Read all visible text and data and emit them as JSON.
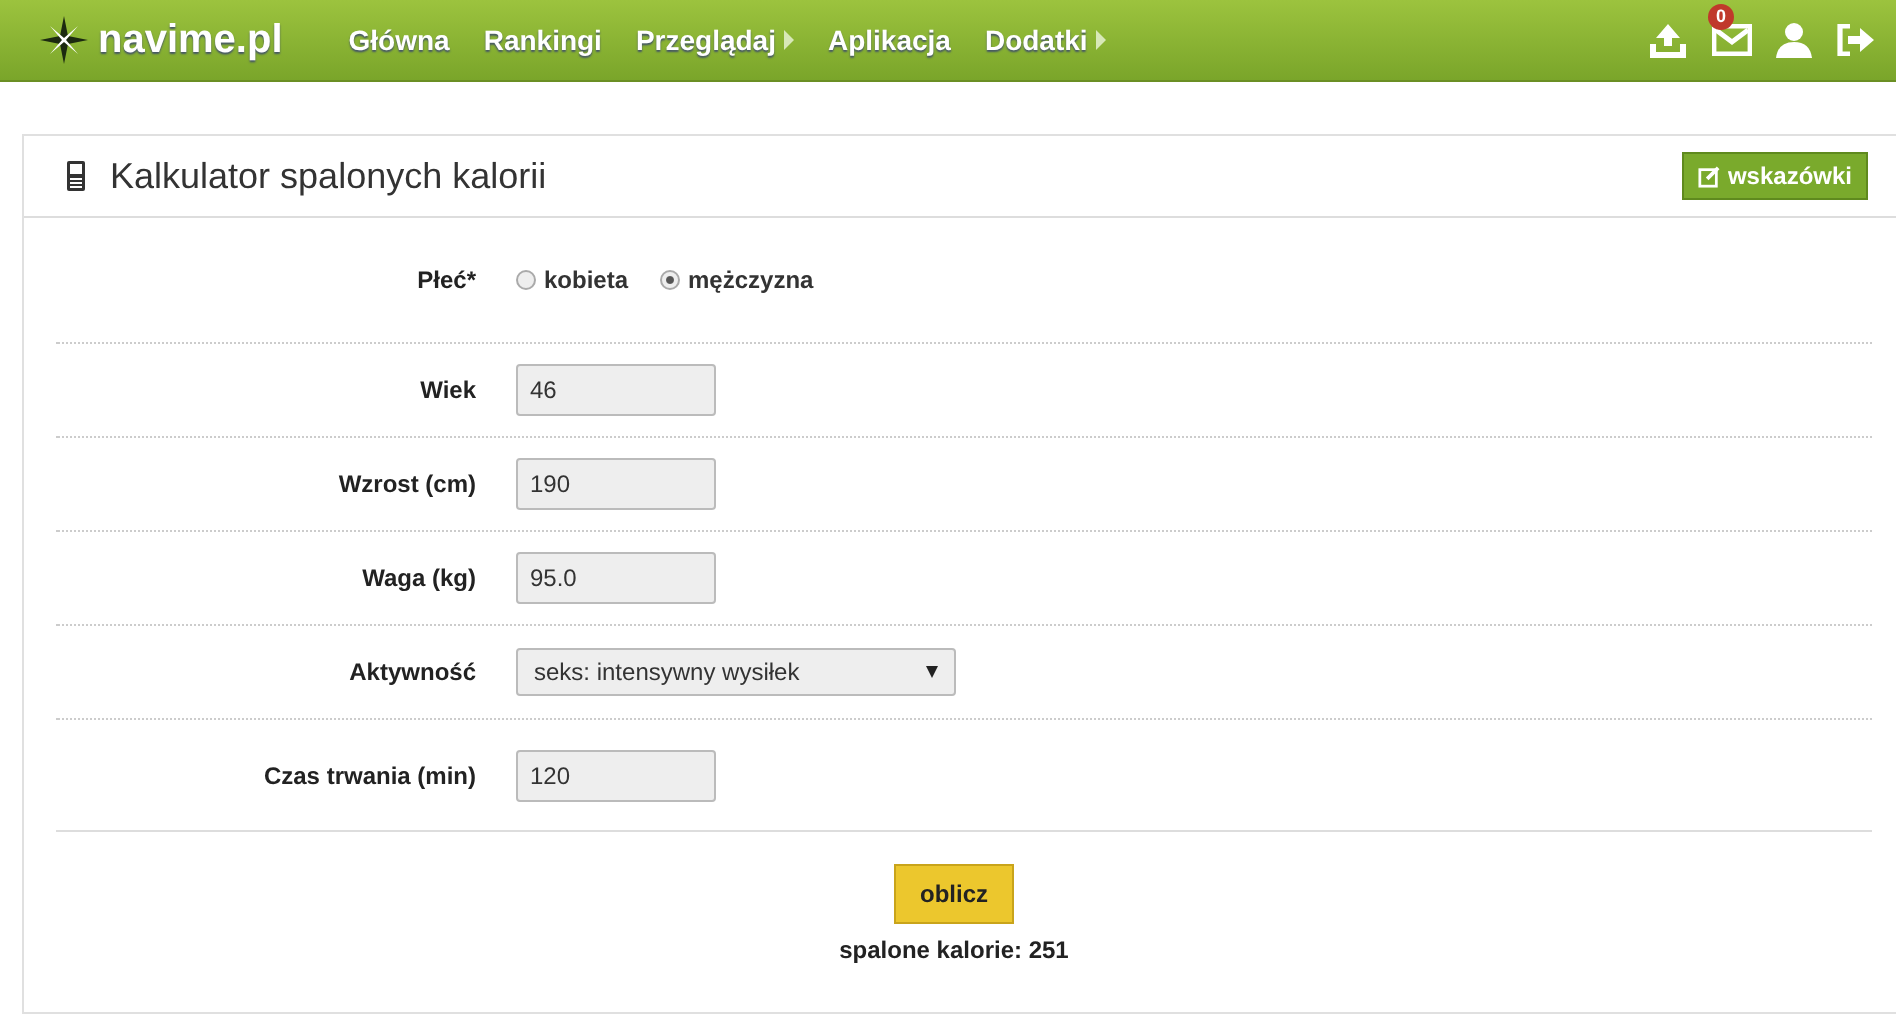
{
  "navbar": {
    "logo": "navime.pl",
    "items": [
      {
        "label": "Główna",
        "has_submenu": false
      },
      {
        "label": "Rankingi",
        "has_submenu": false
      },
      {
        "label": "Przeglądaj",
        "has_submenu": true
      },
      {
        "label": "Aplikacja",
        "has_submenu": false
      },
      {
        "label": "Dodatki",
        "has_submenu": true
      }
    ],
    "message_count": "0"
  },
  "panel": {
    "title": "Kalkulator spalonych kalorii",
    "hint_button": "wskazówki"
  },
  "form": [
    {
      "kind": "radio",
      "label": "Płeć*",
      "options": [
        {
          "label": "kobieta",
          "selected": false
        },
        {
          "label": "mężczyzna",
          "selected": true
        }
      ]
    },
    {
      "kind": "input",
      "label": "Wiek",
      "value": "46"
    },
    {
      "kind": "input",
      "label": "Wzrost (cm)",
      "value": "190"
    },
    {
      "kind": "input",
      "label": "Waga (kg)",
      "value": "95.0"
    },
    {
      "kind": "select",
      "label": "Aktywność",
      "value": "seks: intensywny wysiłek"
    },
    {
      "kind": "input",
      "label": "Czas trwania (min)",
      "value": "120"
    }
  ],
  "submit_button": "oblicz",
  "result": "spalone kalorie: 251"
}
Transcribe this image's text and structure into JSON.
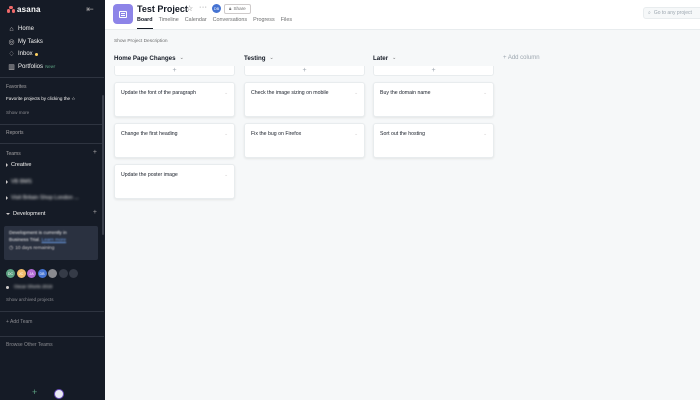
{
  "sidebar": {
    "logo_text": "asana",
    "nav": [
      {
        "label": "Home",
        "icon": "home-icon"
      },
      {
        "label": "My Tasks",
        "icon": "check-circle-icon"
      },
      {
        "label": "Inbox",
        "icon": "bell-icon"
      },
      {
        "label": "Portfolios",
        "icon": "bar-chart-icon",
        "badge": "New!"
      }
    ],
    "favorites_heading": "Favorites",
    "favorites_hint": "Favorite projects by clicking the ☆",
    "favorites_show_more": "Show more",
    "reports_heading": "Reports",
    "teams_heading": "Teams",
    "teams": [
      {
        "label": "Creative",
        "expanded": false
      },
      {
        "label": "VB BMS",
        "expanded": false
      },
      {
        "label": "Visit Britain Shop London ...",
        "expanded": false
      },
      {
        "label": "Development",
        "expanded": true
      }
    ],
    "trial": {
      "line1": "Development is currently in",
      "line2_prefix": "Business Trial.",
      "line2_link": "Learn more",
      "remaining": "10 days remaining"
    },
    "members": [
      {
        "initials": "DC",
        "color": "#5da283"
      },
      {
        "initials": "JC",
        "color": "#f1bd6c"
      },
      {
        "initials": "JA",
        "color": "#b36bd4"
      },
      {
        "initials": "DB",
        "color": "#4573d2"
      },
      {
        "initials": "",
        "color": "#8a8b90"
      }
    ],
    "show_archived": "Show archived projects",
    "archived_item": "Oscar Shorts 2019",
    "add_team": "Add Team",
    "browse_teams": "Browse Other Teams"
  },
  "header": {
    "title": "Test Project",
    "owner_initials": "DB",
    "share_label": "Share",
    "tabs": [
      "Board",
      "Timeline",
      "Calendar",
      "Conversations",
      "Progress",
      "Files"
    ],
    "active_tab": "Board",
    "search_placeholder": "Go to any project"
  },
  "board": {
    "description": "Show Project Description",
    "add_column": "+ Add column",
    "columns": [
      {
        "title": "Home Page Changes",
        "cards": [
          "Update the font of the paragraph",
          "Change the first heading",
          "Update the poster image"
        ]
      },
      {
        "title": "Testing",
        "cards": [
          "Check the image sizing on mobile",
          "Fix the bug on Firefox"
        ]
      },
      {
        "title": "Later",
        "cards": [
          "Buy the domain name",
          "Sort out the hosting"
        ]
      }
    ]
  },
  "colors": {
    "sidebar_bg": "#151b26",
    "project_icon": "#8d84e8",
    "accent_coral": "#f06a6a",
    "new_badge": "#5da283"
  }
}
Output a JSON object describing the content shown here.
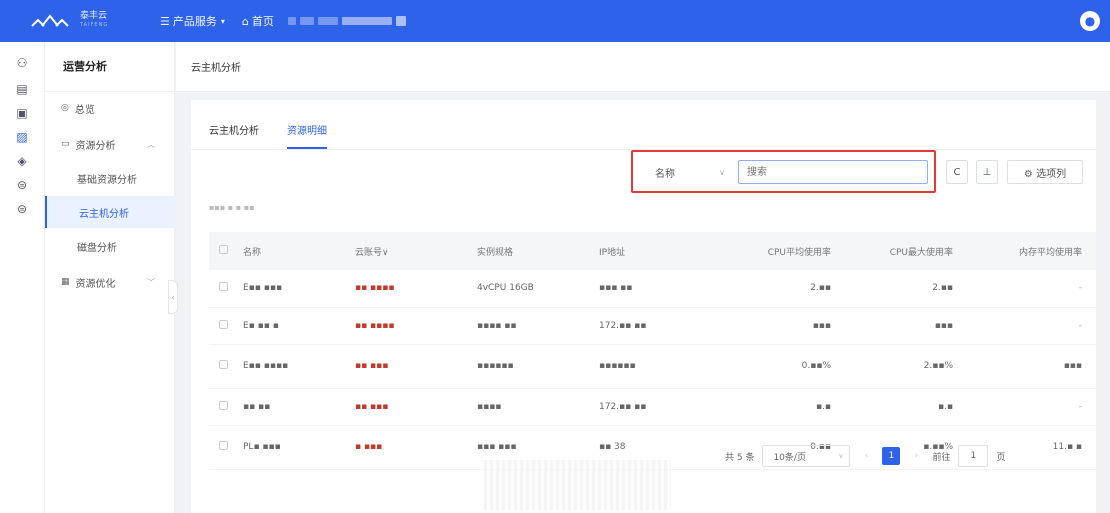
{
  "topbar": {
    "brand_cn": "泰丰云",
    "brand_en": "TAIFENG",
    "product_menu": "产品服务",
    "home": "首页",
    "avatar_initial": "●"
  },
  "rail_icons": [
    "users-icon",
    "server-icon",
    "document-icon",
    "monitor-icon",
    "shield-icon",
    "database-icon",
    "database-alt-icon"
  ],
  "sidebar": {
    "title": "运营分析",
    "items": [
      {
        "label": "总览",
        "icon": "◎"
      },
      {
        "label": "资源分析",
        "icon": "▭",
        "expanded": true
      },
      {
        "label": "基础资源分析"
      },
      {
        "label": "云主机分析",
        "active": true
      },
      {
        "label": "磁盘分析"
      },
      {
        "label": "资源优化",
        "icon": "▦"
      }
    ]
  },
  "breadcrumb": "云主机分析",
  "tabs": [
    {
      "label": "云主机分析"
    },
    {
      "label": "资源明细",
      "active": true
    }
  ],
  "filter": {
    "field": "名称",
    "placeholder": "搜索"
  },
  "toolbar": {
    "refresh": "C",
    "download": "⊥",
    "columns": "⚙ 选项列"
  },
  "table": {
    "columns": [
      "名称",
      "云账号∨",
      "实例规格",
      "IP地址",
      "CPU平均使用率",
      "CPU最大使用率",
      "内存平均使用率"
    ],
    "rows": [
      [
        "E▪▪ ▪▪▪",
        "▪▪ ▪▪▪▪",
        "4vCPU 16GB",
        "▪▪▪  ▪▪",
        "2.▪▪",
        "2.▪▪",
        "-"
      ],
      [
        "E▪ ▪▪ ▪",
        "▪▪ ▪▪▪▪",
        "▪▪▪▪ ▪▪",
        "172.▪▪  ▪▪",
        "▪▪▪",
        "▪▪▪",
        "-"
      ],
      [
        "E▪▪ ▪▪▪▪",
        "▪▪ ▪▪▪",
        "▪▪▪▪▪▪",
        "▪▪▪▪▪▪",
        "0.▪▪%",
        "2.▪▪%",
        "▪▪▪"
      ],
      [
        "▪▪ ▪▪",
        "▪▪ ▪▪▪",
        "▪▪▪▪",
        "172.▪▪  ▪▪",
        "▪.▪",
        "▪.▪",
        "-"
      ],
      [
        "PL▪ ▪▪▪",
        "▪ ▪▪▪",
        "▪▪▪ ▪▪▪",
        "▪▪ 38",
        "0.▪▪",
        "▪.▪▪%",
        "11.▪ ▪"
      ]
    ]
  },
  "pagination": {
    "total": "共 5 条",
    "page_size": "10条/页",
    "current_page": "1",
    "goto_label": "前往",
    "goto_value": "1",
    "page_unit": "页"
  },
  "colors": {
    "primary": "#2e62e8",
    "highlight_border": "#e53935"
  }
}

========

> [WHAT THIS TASK INVOLVES]:
Every record gets retyped exactly; no picture goes into the copy.

> [SOLVED EXERCISE]:
Read all visible text and data and emit them as JSON.
{
  "navbar": {
    "logo": "navime.pl",
    "items": [
      {
        "label": "Główna",
        "has_submenu": false
      },
      {
        "label": "Rankingi",
        "has_submenu": false
      },
      {
        "label": "Przeglądaj",
        "has_submenu": true
      },
      {
        "label": "Aplikacja",
        "has_submenu": false
      },
      {
        "label": "Dodatki",
        "has_submenu": true
      }
    ],
    "message_count": "0"
  },
  "panel": {
    "title": "Kalkulator spalonych kalorii",
    "hint_button": "wskazówki"
  },
  "form": [
    {
      "kind": "radio",
      "label": "Płeć*",
      "options": [
        {
          "label": "kobieta",
          "selected": false
        },
        {
          "label": "mężczyzna",
          "selected": true
        }
      ]
    },
    {
      "kind": "input",
      "label": "Wiek",
      "value": "46"
    },
    {
      "kind": "input",
      "label": "Wzrost (cm)",
      "value": "190"
    },
    {
      "kind": "input",
      "label": "Waga (kg)",
      "value": "95.0"
    },
    {
      "kind": "select",
      "label": "Aktywność",
      "value": "seks: intensywny wysiłek"
    },
    {
      "kind": "input",
      "label": "Czas trwania (min)",
      "value": "120"
    }
  ],
  "submit_button": "oblicz",
  "result": "spalone kalorie: 251"
}
Transcribe this image's text and structure into JSON.
{
  "sidebar": {
    "logo_text": "asana",
    "nav": [
      {
        "label": "Home",
        "icon": "home-icon"
      },
      {
        "label": "My Tasks",
        "icon": "check-circle-icon"
      },
      {
        "label": "Inbox",
        "icon": "bell-icon"
      },
      {
        "label": "Portfolios",
        "icon": "bar-chart-icon",
        "badge": "New!"
      }
    ],
    "favorites_heading": "Favorites",
    "favorites_hint": "Favorite projects by clicking the ☆",
    "favorites_show_more": "Show more",
    "reports_heading": "Reports",
    "teams_heading": "Teams",
    "teams": [
      {
        "label": "Creative",
        "expanded": false
      },
      {
        "label": "VB BMS",
        "expanded": false
      },
      {
        "label": "Visit Britain Shop London ...",
        "expanded": false
      },
      {
        "label": "Development",
        "expanded": true
      }
    ],
    "trial": {
      "line1": "Development is currently in",
      "line2_prefix": "Business Trial.",
      "line2_link": "Learn more",
      "remaining": "10 days remaining"
    },
    "members": [
      {
        "initials": "DC",
        "color": "#5da283"
      },
      {
        "initials": "JC",
        "color": "#f1bd6c"
      },
      {
        "initials": "JA",
        "color": "#b36bd4"
      },
      {
        "initials": "DB",
        "color": "#4573d2"
      },
      {
        "initials": "",
        "color": "#8a8b90"
      }
    ],
    "show_archived": "Show archived projects",
    "archived_item": "Oscar Shorts 2019",
    "add_team": "Add Team",
    "browse_teams": "Browse Other Teams"
  },
  "header": {
    "title": "Test Project",
    "owner_initials": "DB",
    "share_label": "Share",
    "tabs": [
      "Board",
      "Timeline",
      "Calendar",
      "Conversations",
      "Progress",
      "Files"
    ],
    "active_tab": "Board",
    "search_placeholder": "Go to any project"
  },
  "board": {
    "description": "Show Project Description",
    "add_column": "+ Add column",
    "columns": [
      {
        "title": "Home Page Changes",
        "cards": [
          "Update the font of the paragraph",
          "Change the first heading",
          "Update the poster image"
        ]
      },
      {
        "title": "Testing",
        "cards": [
          "Check the image sizing on mobile",
          "Fix the bug on Firefox"
        ]
      },
      {
        "title": "Later",
        "cards": [
          "Buy the domain name",
          "Sort out the hosting"
        ]
      }
    ]
  },
  "colors": {
    "sidebar_bg": "#151b26",
    "project_icon": "#8d84e8",
    "accent_coral": "#f06a6a",
    "new_badge": "#5da283"
  }
}
Output a JSON object describing the content shown here.
{
  "topbar": {
    "brand_cn": "泰丰云",
    "brand_en": "TAIFENG",
    "product_menu": "产品服务",
    "home": "首页",
    "avatar_initial": "●"
  },
  "rail_icons": [
    "users-icon",
    "server-icon",
    "document-icon",
    "monitor-icon",
    "shield-icon",
    "database-icon",
    "database-alt-icon"
  ],
  "sidebar": {
    "title": "运营分析",
    "items": [
      {
        "label": "总览",
        "icon": "◎"
      },
      {
        "label": "资源分析",
        "icon": "▭",
        "expanded": true
      },
      {
        "label": "基础资源分析"
      },
      {
        "label": "云主机分析",
        "active": true
      },
      {
        "label": "磁盘分析"
      },
      {
        "label": "资源优化",
        "icon": "▦"
      }
    ]
  },
  "breadcrumb": "云主机分析",
  "tabs": [
    {
      "label": "云主机分析"
    },
    {
      "label": "资源明细",
      "active": true
    }
  ],
  "filter": {
    "field": "名称",
    "placeholder": "搜索"
  },
  "toolbar": {
    "refresh": "C",
    "download": "⊥",
    "columns": "⚙ 选项列"
  },
  "table": {
    "columns": [
      "名称",
      "云账号∨",
      "实例规格",
      "IP地址",
      "CPU平均使用率",
      "CPU最大使用率",
      "内存平均使用率"
    ],
    "rows": [
      [
        "E▪▪ ▪▪▪",
        "▪▪ ▪▪▪▪",
        "4vCPU 16GB",
        "▪▪▪  ▪▪",
        "2.▪▪",
        "2.▪▪",
        "-"
      ],
      [
        "E▪ ▪▪ ▪",
        "▪▪ ▪▪▪▪",
        "▪▪▪▪ ▪▪",
        "172.▪▪  ▪▪",
        "▪▪▪",
        "▪▪▪",
        "-"
      ],
      [
        "E▪▪ ▪▪▪▪",
        "▪▪ ▪▪▪",
        "▪▪▪▪▪▪",
        "▪▪▪▪▪▪",
        "0.▪▪%",
        "2.▪▪%",
        "▪▪▪"
      ],
      [
        "▪▪ ▪▪",
        "▪▪ ▪▪▪",
        "▪▪▪▪",
        "172.▪▪  ▪▪",
        "▪.▪",
        "▪.▪",
        "-"
      ],
      [
        "PL▪ ▪▪▪",
        "▪ ▪▪▪",
        "▪▪▪ ▪▪▪",
        "▪▪ 38",
        "0.▪▪",
        "▪.▪▪%",
        "11.▪ ▪"
      ]
    ]
  },
  "pagination": {
    "total": "共 5 条",
    "page_size": "10条/页",
    "current_page": "1",
    "goto_label": "前往",
    "goto_value": "1",
    "page_unit": "页"
  },
  "colors": {
    "primary": "#2e62e8",
    "highlight_border": "#e53935"
  }
}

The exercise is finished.